╔══

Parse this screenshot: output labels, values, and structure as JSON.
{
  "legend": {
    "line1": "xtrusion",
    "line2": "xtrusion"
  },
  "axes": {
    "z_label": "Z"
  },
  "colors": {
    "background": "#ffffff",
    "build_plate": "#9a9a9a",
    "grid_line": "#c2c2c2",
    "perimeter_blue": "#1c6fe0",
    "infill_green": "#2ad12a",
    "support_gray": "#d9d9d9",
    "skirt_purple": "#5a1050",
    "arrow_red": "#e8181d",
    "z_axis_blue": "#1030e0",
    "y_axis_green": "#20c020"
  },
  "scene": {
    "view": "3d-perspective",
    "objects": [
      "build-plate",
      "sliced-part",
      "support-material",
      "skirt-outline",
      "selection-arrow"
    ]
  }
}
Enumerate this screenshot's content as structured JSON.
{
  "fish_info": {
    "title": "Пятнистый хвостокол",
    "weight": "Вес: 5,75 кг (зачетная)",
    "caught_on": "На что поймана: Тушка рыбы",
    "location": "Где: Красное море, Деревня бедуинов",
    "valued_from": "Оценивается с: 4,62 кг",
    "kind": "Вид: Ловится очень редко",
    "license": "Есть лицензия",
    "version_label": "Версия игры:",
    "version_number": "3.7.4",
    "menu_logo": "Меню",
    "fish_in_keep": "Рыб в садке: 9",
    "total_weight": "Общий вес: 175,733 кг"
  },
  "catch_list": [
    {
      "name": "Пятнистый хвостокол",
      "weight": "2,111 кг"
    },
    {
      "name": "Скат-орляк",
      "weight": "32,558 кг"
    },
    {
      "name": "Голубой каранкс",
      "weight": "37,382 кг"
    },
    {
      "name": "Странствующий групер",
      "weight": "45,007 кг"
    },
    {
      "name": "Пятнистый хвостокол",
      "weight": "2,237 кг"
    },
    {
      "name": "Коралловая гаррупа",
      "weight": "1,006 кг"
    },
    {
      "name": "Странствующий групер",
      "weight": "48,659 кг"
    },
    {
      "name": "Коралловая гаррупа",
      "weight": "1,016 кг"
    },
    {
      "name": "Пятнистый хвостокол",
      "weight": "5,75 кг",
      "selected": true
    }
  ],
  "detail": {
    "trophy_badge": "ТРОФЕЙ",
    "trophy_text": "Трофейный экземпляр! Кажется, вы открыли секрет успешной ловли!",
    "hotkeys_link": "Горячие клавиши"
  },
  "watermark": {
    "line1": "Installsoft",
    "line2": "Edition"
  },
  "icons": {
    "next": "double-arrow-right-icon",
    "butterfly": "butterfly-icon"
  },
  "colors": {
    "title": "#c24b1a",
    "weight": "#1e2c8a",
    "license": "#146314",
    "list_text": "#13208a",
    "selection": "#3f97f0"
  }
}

╚══

To do –
Return exactly, and only, the line containing "Enumerate this screenshot's" and every line after it through the end of the material.

Output for this exercise –
Enumerate this screenshot's content as structured JSON.
{
  "fish_info": {
    "title": "Пятнистый хвостокол",
    "weight": "Вес: 5,75 кг (зачетная)",
    "caught_on": "На что поймана: Тушка рыбы",
    "location": "Где: Красное море, Деревня бедуинов",
    "valued_from": "Оценивается с: 4,62 кг",
    "kind": "Вид: Ловится очень редко",
    "license": "Есть лицензия",
    "version_label": "Версия игры:",
    "version_number": "3.7.4",
    "menu_logo": "Меню",
    "fish_in_keep": "Рыб в садке: 9",
    "total_weight": "Общий вес: 175,733 кг"
  },
  "catch_list": [
    {
      "name": "Пятнистый хвостокол",
      "weight": "2,111 кг"
    },
    {
      "name": "Скат-орляк",
      "weight": "32,558 кг"
    },
    {
      "name": "Голубой каранкс",
      "weight": "37,382 кг"
    },
    {
      "name": "Странствующий групер",
      "weight": "45,007 кг"
    },
    {
      "name": "Пятнистый хвостокол",
      "weight": "2,237 кг"
    },
    {
      "name": "Коралловая гаррупа",
      "weight": "1,006 кг"
    },
    {
      "name": "Странствующий групер",
      "weight": "48,659 кг"
    },
    {
      "name": "Коралловая гаррупа",
      "weight": "1,016 кг"
    },
    {
      "name": "Пятнистый хвостокол",
      "weight": "5,75 кг",
      "selected": true
    }
  ],
  "detail": {
    "trophy_badge": "ТРОФЕЙ",
    "trophy_text": "Трофейный экземпляр! Кажется, вы открыли секрет успешной ловли!",
    "hotkeys_link": "Горячие клавиши"
  },
  "watermark": {
    "line1": "Installsoft",
    "line2": "Edition"
  },
  "icons": {
    "next": "double-arrow-right-icon",
    "butterfly": "butterfly-icon"
  },
  "colors": {
    "title": "#c24b1a",
    "weight": "#1e2c8a",
    "license": "#146314",
    "list_text": "#13208a",
    "selection": "#3f97f0"
  }
}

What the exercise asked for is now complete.